> DATA PROVIDED
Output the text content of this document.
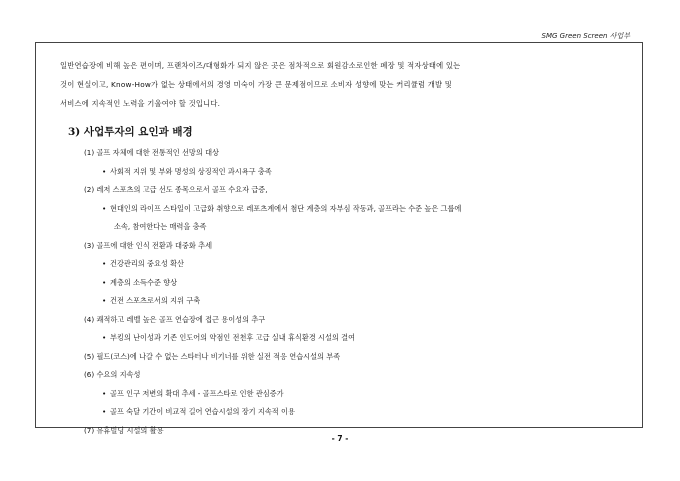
SMG Green Screen 사업부

일반연습장에 비해 높은 편이며, 프랜차이즈/대형화가 되지 않은 곳은 점차적으로 회원감소로인한 폐장 및 적자상태에 있는

것이 현실이고, Know-How가 없는 상태에서의 경영 미숙이 가장 큰 문제점이므로 소비자 성향에 맞는 커리큘럼 개발 및

서비스에 지속적인 노력을 기울여야 할 것입니다.

3) 사업투자의 요인과 배경
(1) 골프 자체에 대한 전통적인 선망의 대상
• 사회적 지위 및 부와 명성의 상징적인 과시욕구 충족
(2) 레저 스포츠의 고급 선도 종목으로서 골프 수요자 급증,
• 현대인의 라이프 스타일이 고급화 취향으로 레포츠계에서 첨단 계층의 자부심 작동과, 골프라는 수준 높은 그룹에
소속, 참여한다는 매력을 충족
(3) 골프에 대한 인식 전환과 대중화 추세
• 건강관리의 중요성 확산
• 계층의 소득수준 향상
• 건전 스포츠로서의 지위 구축
(4) 쾌적하고 레벨 높은 골프 연습장에 접근 용이성의 추구
• 부킹의 난이성과 기존 인도어의 약점인 전천후 고급 실내 휴식환경 시설의 결여
(5) 필드(코스)에 나갈 수 없는 스타터나 비기너를 위한 실전 적응 연습시설의 부족
(6) 수요의 지속성
• 골프 인구 저변의 확대 추세 - 골프스타로 인한 관심증가
• 골프 숙달 기간이 비교적 길어 연습시설의 장기 지속적 이용
(7) 유휴빌딩 시설의 활용
- 7 -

> THE PROBLEM
Only the number is wanted: how many lines of the data contain the word "연습시설의"?

> TASK ANSWER
2